**Instruction**
Report every line in the listing that contains the string "semi".

** Begin Extracted material **

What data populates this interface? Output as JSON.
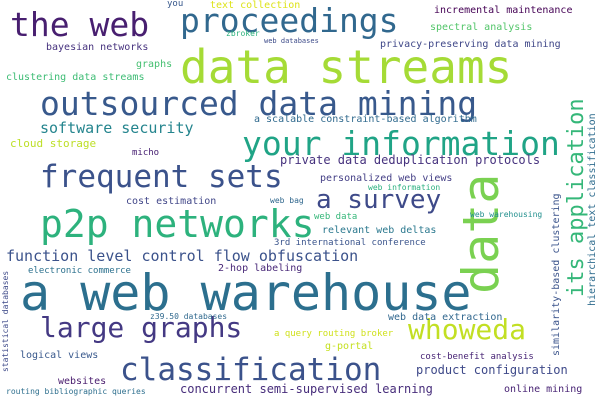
{
  "words": [
    {
      "text": "a web warehouse",
      "color": "#2c6f8e"
    },
    {
      "text": "data streams",
      "color": "#a5db36"
    },
    {
      "text": "outsourced data mining",
      "color": "#38598c"
    },
    {
      "text": "proceedings",
      "color": "#31688e"
    },
    {
      "text": "the web",
      "color": "#481f70"
    },
    {
      "text": "your information",
      "color": "#20a486"
    },
    {
      "text": "frequent sets",
      "color": "#3b528b"
    },
    {
      "text": "p2p networks",
      "color": "#2db27d"
    },
    {
      "text": "data",
      "color": "#7ad151"
    },
    {
      "text": "its application",
      "color": "#35b779"
    },
    {
      "text": "a survey",
      "color": "#3e4a89"
    },
    {
      "text": "large graphs",
      "color": "#443983"
    },
    {
      "text": "whoweda",
      "color": "#c2df23"
    },
    {
      "text": "classification",
      "color": "#3b528b"
    },
    {
      "text": "software security",
      "color": "#25858e"
    },
    {
      "text": "function level control flow obfuscation",
      "color": "#3b528b"
    },
    {
      "text": "private data deduplication protocols",
      "color": "#46327e"
    },
    {
      "text": "bayesian networks",
      "color": "#46327e"
    },
    {
      "text": "graphs",
      "color": "#44bf70"
    },
    {
      "text": "clustering data streams",
      "color": "#3dbc74"
    },
    {
      "text": "cloud storage",
      "color": "#bddf26"
    },
    {
      "text": "micho",
      "color": "#482173"
    },
    {
      "text": "cost estimation",
      "color": "#404688"
    },
    {
      "text": "personalized web views",
      "color": "#433e85"
    },
    {
      "text": "web bag",
      "color": "#31688e"
    },
    {
      "text": "web data",
      "color": "#35b779"
    },
    {
      "text": "relevant web deltas",
      "color": "#2a788e"
    },
    {
      "text": "3rd international conference",
      "color": "#3a548c"
    },
    {
      "text": "2-hop labeling",
      "color": "#482878"
    },
    {
      "text": "electronic commerce",
      "color": "#2c718e"
    },
    {
      "text": "z39.50 databases",
      "color": "#30698e"
    },
    {
      "text": "web data extraction",
      "color": "#31678e"
    },
    {
      "text": "a query routing broker",
      "color": "#d0e11c"
    },
    {
      "text": "g-portal",
      "color": "#c5e021"
    },
    {
      "text": "logical views",
      "color": "#38588c"
    },
    {
      "text": "cost-benefit analysis",
      "color": "#482475"
    },
    {
      "text": "product configuration",
      "color": "#3e4989"
    },
    {
      "text": "concurrent semi-supervised learning",
      "color": "#472d7b"
    },
    {
      "text": "websites",
      "color": "#481b6d"
    },
    {
      "text": "routing bibliographic queries",
      "color": "#2e6f8e"
    },
    {
      "text": "online mining",
      "color": "#482374"
    },
    {
      "text": "statistical databases",
      "color": "#3e4a89"
    },
    {
      "text": "similarity-based clustering",
      "color": "#3a538b"
    },
    {
      "text": "hierarchical text classification",
      "color": "#2f6c8e"
    },
    {
      "text": "web warehousing",
      "color": "#218f8d"
    },
    {
      "text": "web information",
      "color": "#2ab07f"
    },
    {
      "text": "a scalable constraint-based algorithm",
      "color": "#306a8e"
    },
    {
      "text": "incremental maintenance",
      "color": "#440154"
    },
    {
      "text": "spectral analysis",
      "color": "#52c569"
    },
    {
      "text": "privacy-preserving data mining",
      "color": "#3f4788"
    },
    {
      "text": "text collection",
      "color": "#dde318"
    },
    {
      "text": "you",
      "color": "#38588c"
    },
    {
      "text": "zbroker",
      "color": "#2db27d"
    },
    {
      "text": "web databases",
      "color": "#3e4c8a"
    }
  ]
}
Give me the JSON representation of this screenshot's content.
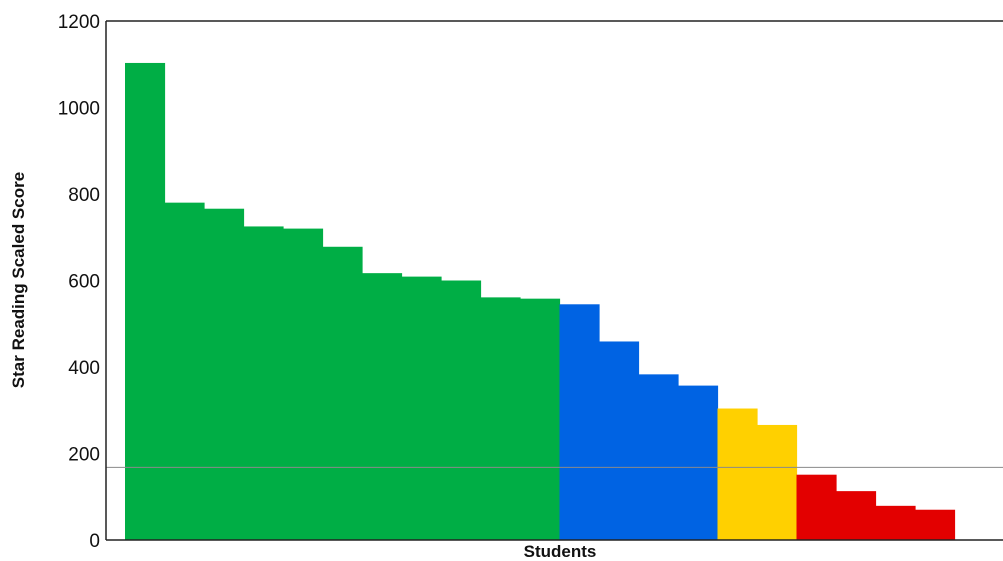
{
  "chart_data": {
    "type": "bar",
    "title": "",
    "xlabel": "Students",
    "ylabel": "Star Reading Scaled Score",
    "ylim": [
      0,
      1200
    ],
    "yticks": [
      0,
      200,
      400,
      600,
      800,
      1000,
      1200
    ],
    "grid": false,
    "legend": "none",
    "reference_line": 168,
    "bar_gap": 0,
    "series": [
      {
        "values": [
          1103,
          780,
          766,
          725,
          720,
          678,
          617,
          609,
          600,
          561,
          558,
          545,
          459,
          383,
          357,
          304,
          266,
          151,
          113,
          79,
          70
        ],
        "colors": [
          "#00ae45",
          "#00ae45",
          "#00ae45",
          "#00ae45",
          "#00ae45",
          "#00ae45",
          "#00ae45",
          "#00ae45",
          "#00ae45",
          "#00ae45",
          "#00ae45",
          "#0063e3",
          "#0063e3",
          "#0063e3",
          "#0063e3",
          "#ffd000",
          "#ffd000",
          "#e30000",
          "#e30000",
          "#e30000",
          "#e30000"
        ]
      }
    ]
  }
}
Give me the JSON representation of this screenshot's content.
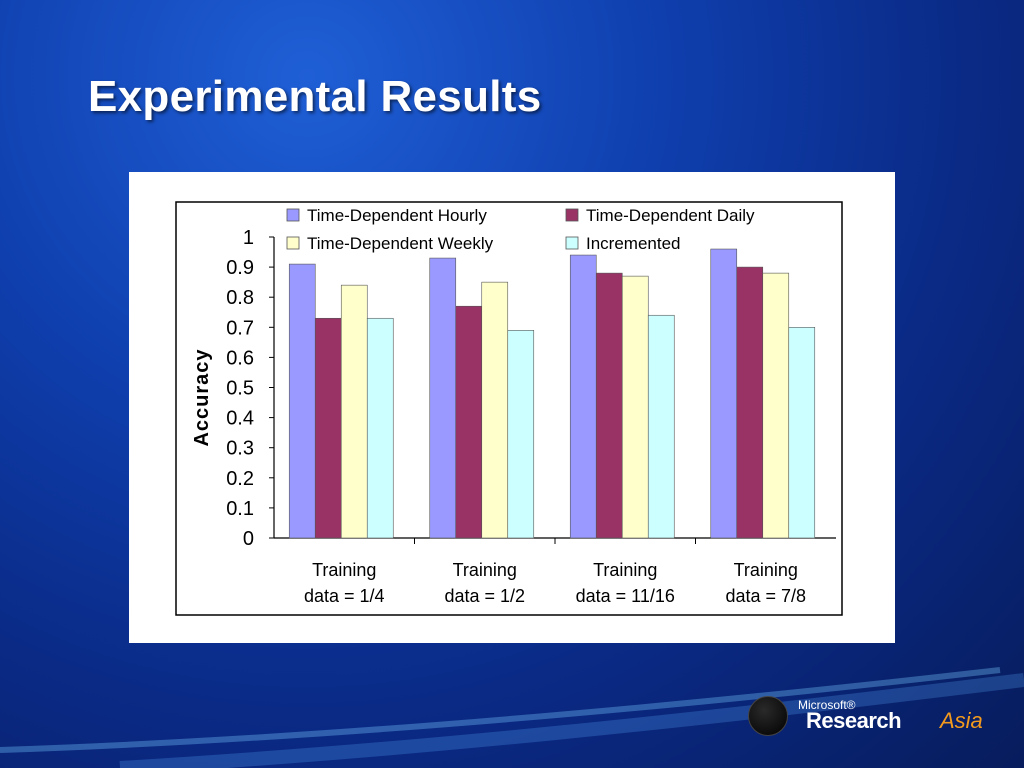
{
  "slide": {
    "title": "Experimental Results"
  },
  "logo": {
    "microsoft": "Microsoft®",
    "research": "Research",
    "asia": "Asia"
  },
  "chart_data": {
    "type": "bar",
    "title": "",
    "xlabel": "",
    "ylabel": "Accuracy",
    "ylim": [
      0,
      1
    ],
    "yticks": [
      "0",
      "0.1",
      "0.2",
      "0.3",
      "0.4",
      "0.5",
      "0.6",
      "0.7",
      "0.8",
      "0.9",
      "1"
    ],
    "grid": false,
    "legend_position": "top",
    "categories": [
      [
        "Training",
        "data = 1/4"
      ],
      [
        "Training",
        "data = 1/2"
      ],
      [
        "Training",
        "data = 11/16"
      ],
      [
        "Training",
        "data = 7/8"
      ]
    ],
    "series": [
      {
        "name": "Time-Dependent Hourly",
        "color": "#9999ff",
        "values": [
          0.91,
          0.93,
          0.94,
          0.96
        ]
      },
      {
        "name": "Time-Dependent Daily",
        "color": "#993366",
        "values": [
          0.73,
          0.77,
          0.88,
          0.9
        ]
      },
      {
        "name": "Time-Dependent Weekly",
        "color": "#ffffcc",
        "values": [
          0.84,
          0.85,
          0.87,
          0.88
        ]
      },
      {
        "name": "Incremented",
        "color": "#ccffff",
        "values": [
          0.73,
          0.69,
          0.74,
          0.7
        ]
      }
    ]
  }
}
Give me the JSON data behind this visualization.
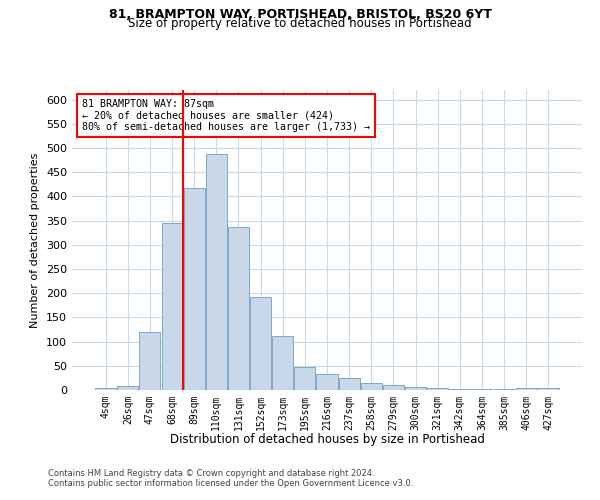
{
  "title1": "81, BRAMPTON WAY, PORTISHEAD, BRISTOL, BS20 6YT",
  "title2": "Size of property relative to detached houses in Portishead",
  "xlabel": "Distribution of detached houses by size in Portishead",
  "ylabel": "Number of detached properties",
  "footer1": "Contains HM Land Registry data © Crown copyright and database right 2024.",
  "footer2": "Contains public sector information licensed under the Open Government Licence v3.0.",
  "annotation_line1": "81 BRAMPTON WAY: 87sqm",
  "annotation_line2": "← 20% of detached houses are smaller (424)",
  "annotation_line3": "80% of semi-detached houses are larger (1,733) →",
  "bar_categories": [
    "4sqm",
    "26sqm",
    "47sqm",
    "68sqm",
    "89sqm",
    "110sqm",
    "131sqm",
    "152sqm",
    "173sqm",
    "195sqm",
    "216sqm",
    "237sqm",
    "258sqm",
    "279sqm",
    "300sqm",
    "321sqm",
    "342sqm",
    "364sqm",
    "385sqm",
    "406sqm",
    "427sqm"
  ],
  "bar_values": [
    4,
    8,
    120,
    345,
    418,
    487,
    337,
    192,
    111,
    48,
    34,
    25,
    15,
    10,
    7,
    4,
    2,
    3,
    2,
    4,
    5
  ],
  "bar_color": "#c8d8e8",
  "bar_edge_color": "#7aa8cc",
  "red_line_index": 4,
  "ylim": [
    0,
    620
  ],
  "yticks": [
    0,
    50,
    100,
    150,
    200,
    250,
    300,
    350,
    400,
    450,
    500,
    550,
    600
  ],
  "background_color": "#ffffff",
  "grid_color": "#c8d9e8"
}
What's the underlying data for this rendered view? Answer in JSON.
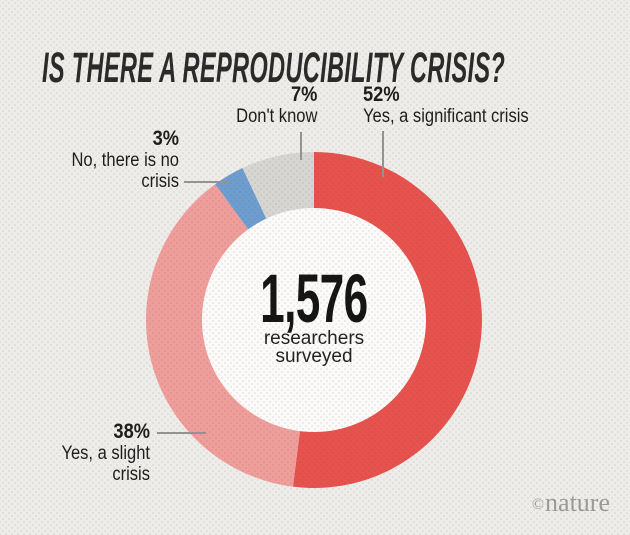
{
  "chart_data": {
    "type": "pie",
    "donut": true,
    "title": "IS THERE A REPRODUCIBILITY CRISIS?",
    "start_angle_deg_from_top": 0,
    "direction": "clockwise",
    "segments": [
      {
        "id": "yes-significant",
        "label": "Yes, a significant crisis",
        "pct_label": "52%",
        "value": 52,
        "color": "#e7524e"
      },
      {
        "id": "yes-slight",
        "label": "Yes, a slight crisis",
        "pct_label": "38%",
        "value": 38,
        "color": "#f09e9c"
      },
      {
        "id": "no-crisis",
        "label": "No, there is no crisis",
        "pct_label": "3%",
        "value": 3,
        "color": "#6e9dd0"
      },
      {
        "id": "dont-know",
        "label": "Don't know",
        "pct_label": "7%",
        "value": 7,
        "color": "#d7d6d3"
      }
    ],
    "center": {
      "value": "1,576",
      "line1": "researchers",
      "line2": "surveyed"
    },
    "legend_position": "callouts",
    "hole_color": "#fcfbf9"
  },
  "branding": {
    "symbol": "©",
    "name": "nature"
  },
  "colors": {
    "background": "#eeedea",
    "hole": "#fcfbf9",
    "label_text": "#1d1d1d",
    "leader": "#949494",
    "brand": "#9c9c9c"
  }
}
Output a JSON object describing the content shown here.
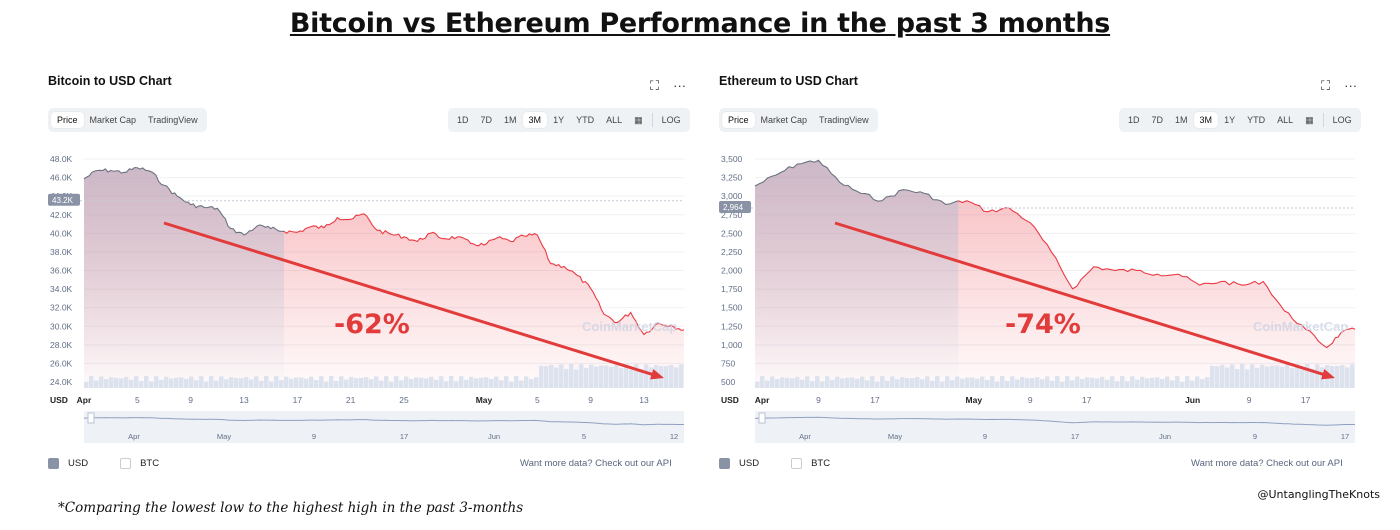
{
  "title": "Bitcoin vs Ethereum Performance in the past 3 months",
  "footnote": "*Comparing the lowest low to the highest high in the past 3-months",
  "credit": "@UntanglingTheKnots",
  "icons": {
    "expand": "⛶",
    "more": "···"
  },
  "colors": {
    "line_up": "#6b7280",
    "line_down": "#ea3943",
    "arrow": "#e23b3b",
    "pct": "#e23b3b"
  },
  "buttons": {
    "tabs": [
      "Price",
      "Market Cap",
      "TradingView"
    ],
    "ranges": [
      "1D",
      "7D",
      "1M",
      "3M",
      "1Y",
      "YTD",
      "ALL"
    ],
    "active_range": "3M",
    "log": "LOG",
    "calendar_icon": "calendar-icon"
  },
  "legend": {
    "usd": "USD",
    "btc": "BTC"
  },
  "api_text": "Want more data? Check out our API",
  "watermark": "CoinMarketCap",
  "chart_data": [
    {
      "type": "line",
      "title": "Bitcoin to USD Chart",
      "currency_label": "USD",
      "current_price_label": "43.2K",
      "change_label": "-62%",
      "y_ticks": [
        "48.0K",
        "46.0K",
        "44.0K",
        "42.0K",
        "40.0K",
        "38.0K",
        "36.0K",
        "34.0K",
        "32.0K",
        "30.0K",
        "28.0K",
        "26.0K",
        "24.0K"
      ],
      "ylim": [
        23000,
        48500
      ],
      "x_ticks": [
        {
          "d": 0,
          "l": "Apr"
        },
        {
          "d": 4,
          "l": "5"
        },
        {
          "d": 8,
          "l": "9"
        },
        {
          "d": 12,
          "l": "13"
        },
        {
          "d": 16,
          "l": "17"
        },
        {
          "d": 20,
          "l": "21"
        },
        {
          "d": 24,
          "l": "25"
        },
        {
          "d": 30,
          "l": "May"
        },
        {
          "d": 34,
          "l": "5"
        },
        {
          "d": 38,
          "l": "9"
        },
        {
          "d": 42,
          "l": "13"
        }
      ],
      "xlim": [
        0,
        45
      ],
      "nav_ticks": [
        "Apr",
        "May",
        "9",
        "17",
        "Jun",
        "5",
        "12"
      ],
      "series": [
        {
          "x": [
            0,
            1,
            2,
            3,
            4,
            5,
            6,
            7,
            8,
            9,
            10,
            11,
            12,
            13,
            14,
            15,
            16,
            17,
            18,
            19,
            20,
            21,
            22,
            23,
            24,
            25,
            26,
            27,
            28,
            29,
            30,
            31,
            32,
            33,
            34,
            35,
            36,
            37,
            38,
            39,
            40,
            41,
            42,
            43,
            44,
            45
          ],
          "values": [
            45700,
            46600,
            46600,
            46400,
            46900,
            46500,
            45000,
            43800,
            42900,
            42600,
            42500,
            40300,
            39600,
            40600,
            40300,
            40000,
            39900,
            40500,
            40400,
            41500,
            41300,
            41900,
            40100,
            39700,
            39400,
            38900,
            39800,
            39200,
            39400,
            38700,
            38500,
            39300,
            38900,
            39500,
            39600,
            36500,
            36200,
            35200,
            33800,
            31000,
            30100,
            31200,
            28800,
            30000,
            29800,
            29300
          ]
        }
      ]
    },
    {
      "type": "line",
      "title": "Ethereum to USD Chart",
      "currency_label": "USD",
      "current_price_label": "2,964",
      "change_label": "-74%",
      "y_ticks": [
        "3,500",
        "3,250",
        "3,000",
        "2,750",
        "2,500",
        "2,250",
        "2,000",
        "1,750",
        "1,500",
        "1,250",
        "1,000",
        "750",
        "500"
      ],
      "ylim": [
        400,
        3600
      ],
      "x_ticks": [
        {
          "d": 1,
          "l": "Apr"
        },
        {
          "d": 9,
          "l": "9"
        },
        {
          "d": 17,
          "l": "17"
        },
        {
          "d": 31,
          "l": "May"
        },
        {
          "d": 39,
          "l": "9"
        },
        {
          "d": 47,
          "l": "17"
        },
        {
          "d": 62,
          "l": "Jun"
        },
        {
          "d": 70,
          "l": "9"
        },
        {
          "d": 78,
          "l": "17"
        }
      ],
      "xlim": [
        0,
        85
      ],
      "nav_ticks": [
        "Apr",
        "May",
        "9",
        "17",
        "Jun",
        "9",
        "17"
      ],
      "series": [
        {
          "x": [
            0,
            3,
            6,
            9,
            12,
            15,
            18,
            21,
            24,
            27,
            30,
            33,
            36,
            39,
            42,
            45,
            48,
            51,
            54,
            57,
            60,
            63,
            66,
            69,
            72,
            75,
            78,
            81,
            83,
            85
          ],
          "values": [
            3150,
            3300,
            3450,
            3500,
            3200,
            3050,
            2950,
            3100,
            3050,
            2900,
            2950,
            2800,
            2850,
            2650,
            2250,
            1750,
            2050,
            2000,
            2000,
            1950,
            1950,
            1800,
            1850,
            1800,
            1850,
            1450,
            1200,
            950,
            1150,
            1200
          ]
        }
      ]
    }
  ]
}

** End Extracted material **

**Task result**
      "text": "concurrent semi-supervised learning",
  "annotation_line3": "80% of semi-detached houses are larger (1,733) →",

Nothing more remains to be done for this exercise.